Text block:

....

On November 8, 2021, the Company issued a 5% secured subordinated promissory note in the principal amount of $1,900,000 to related parties, Justin Francisco and Steven Rubert, in connection with the acquisition of Nexus. This note accrued interest at 5% per annum and the outstanding principal and interest was amortized on a straight-line basis and was payable quarterly in accordance with the amortization schedule attached to the note, with all amounts due and payable on November 8, 2024. During the year ended December 31, 2023, the outstanding balance including accrued interest was converted into series B preferred stock. As of June 30, 2024, the outstanding principal balance of this note was $0 and accrued interest was $0.

 

On July 29, 2022, the Company issued secured subordinated convertible promissory notes in the aggregate principal amount of $2,150,000 in connection with the acquisition of Ceautamed, which are partially with a related party. The notes bore interest at the rate of 5% per annum with all principal and accrued interest being due and payable in one lump sum on July 29, 2025; provided that upon an event of default (as defined in the notes), such interest rate shall increase to 10%. On January 29, 2024, the notes were forgiven as part of the transaction in which the assets of Ceautamed were contributed into First Health. The outstanding principal balance of these notes was $0 and accrued interest was $0 as of June 30, 2024 and December 31, 2023.

....

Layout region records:
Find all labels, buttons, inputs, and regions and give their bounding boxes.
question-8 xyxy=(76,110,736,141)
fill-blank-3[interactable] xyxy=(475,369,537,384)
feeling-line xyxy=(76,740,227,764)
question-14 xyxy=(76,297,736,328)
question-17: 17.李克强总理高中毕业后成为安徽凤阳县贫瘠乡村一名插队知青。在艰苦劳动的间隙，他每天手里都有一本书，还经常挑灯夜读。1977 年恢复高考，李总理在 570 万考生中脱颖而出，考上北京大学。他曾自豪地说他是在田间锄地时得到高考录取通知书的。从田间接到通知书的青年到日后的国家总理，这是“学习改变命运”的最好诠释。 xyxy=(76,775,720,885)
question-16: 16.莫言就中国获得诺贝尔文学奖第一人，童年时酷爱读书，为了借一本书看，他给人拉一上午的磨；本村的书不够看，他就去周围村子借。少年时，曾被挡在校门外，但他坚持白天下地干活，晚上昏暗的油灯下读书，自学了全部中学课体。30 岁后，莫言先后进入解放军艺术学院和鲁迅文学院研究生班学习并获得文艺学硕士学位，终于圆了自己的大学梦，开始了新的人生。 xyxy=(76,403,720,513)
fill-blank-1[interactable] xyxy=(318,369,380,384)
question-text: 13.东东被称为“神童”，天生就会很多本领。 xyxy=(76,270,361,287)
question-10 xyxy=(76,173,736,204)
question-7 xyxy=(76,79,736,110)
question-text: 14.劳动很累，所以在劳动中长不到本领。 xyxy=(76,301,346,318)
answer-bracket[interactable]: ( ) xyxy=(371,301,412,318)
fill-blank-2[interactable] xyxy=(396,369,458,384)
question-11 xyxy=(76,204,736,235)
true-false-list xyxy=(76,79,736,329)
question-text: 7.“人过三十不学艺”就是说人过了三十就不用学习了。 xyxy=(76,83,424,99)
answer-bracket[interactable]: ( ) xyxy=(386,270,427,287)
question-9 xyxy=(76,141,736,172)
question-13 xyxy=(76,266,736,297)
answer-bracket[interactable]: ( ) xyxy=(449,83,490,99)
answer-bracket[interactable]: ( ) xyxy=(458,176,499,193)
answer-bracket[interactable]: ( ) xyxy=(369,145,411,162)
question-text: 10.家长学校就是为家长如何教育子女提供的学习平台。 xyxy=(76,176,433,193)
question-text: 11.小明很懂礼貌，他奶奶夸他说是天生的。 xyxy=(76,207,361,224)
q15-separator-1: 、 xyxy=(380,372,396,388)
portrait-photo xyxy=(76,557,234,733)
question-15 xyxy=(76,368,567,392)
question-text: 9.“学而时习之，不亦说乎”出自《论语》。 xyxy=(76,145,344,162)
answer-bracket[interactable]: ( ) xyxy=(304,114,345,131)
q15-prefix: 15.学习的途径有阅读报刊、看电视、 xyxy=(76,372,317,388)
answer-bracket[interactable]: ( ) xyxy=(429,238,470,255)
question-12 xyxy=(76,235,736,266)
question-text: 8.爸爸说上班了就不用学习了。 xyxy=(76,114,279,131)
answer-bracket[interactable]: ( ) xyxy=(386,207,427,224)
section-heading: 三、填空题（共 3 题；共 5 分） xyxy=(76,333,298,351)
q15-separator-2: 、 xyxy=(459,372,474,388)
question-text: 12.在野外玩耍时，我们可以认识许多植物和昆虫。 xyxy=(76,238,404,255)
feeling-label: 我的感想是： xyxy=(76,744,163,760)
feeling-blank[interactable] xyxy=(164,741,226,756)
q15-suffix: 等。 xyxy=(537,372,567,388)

....

Problems and tasks:
1) In the promissory notes passage, transcribe the wording that begins at "On November 8, 2021, the" and stops after "interest was $0.".
2) Translate this sentence from the promissory notes passage into Spanish: "On January 29, 2024, the notes were forgiven as part of the transaction in which the assets of Ceautamed were contributed into First Health."
3) Summarize the promissory notes passage in two sentences.

Answers below:
1)
On November 8, 2021, the Company issued a 5% secured subordinated promissory note in the principal amount of $1,900,000 to related parties, Justin Francisco and Steven Rubert, in connection with the acquisition of Nexus. This note accrued interest at 5% per annum and the outstanding principal and interest was amortized on a straight-line basis and was payable quarterly in accordance with the amortization schedule attached to the note, with all amounts due and payable on November 8, 2024. During the year ended December 31, 2023, the outstanding balance including accrued interest was converted into series B preferred stock. As of June 30, 2024, the outstanding principal balance of this note was $0 and accrued interest was $0.

2) El 29 de enero de 2024, los pagarés fueron condonados como parte de la transacción en la que los activos de Ceautamed se aportaron a First Health.

3) A 5% secured subordinated note of $1,900,000, issued on November 8, 2021, to related parties for the Nexus acquisition, was converted with its accrued interest into series B preferred stock during 2023. Secured subordinated convertible notes totaling $2,150,000, issued on July 29, 2022, for the Ceautamed acquisition, were forgiven on January 29, 2024, leaving no principal or accrued interest outstanding on either set of notes as of June 30, 2024.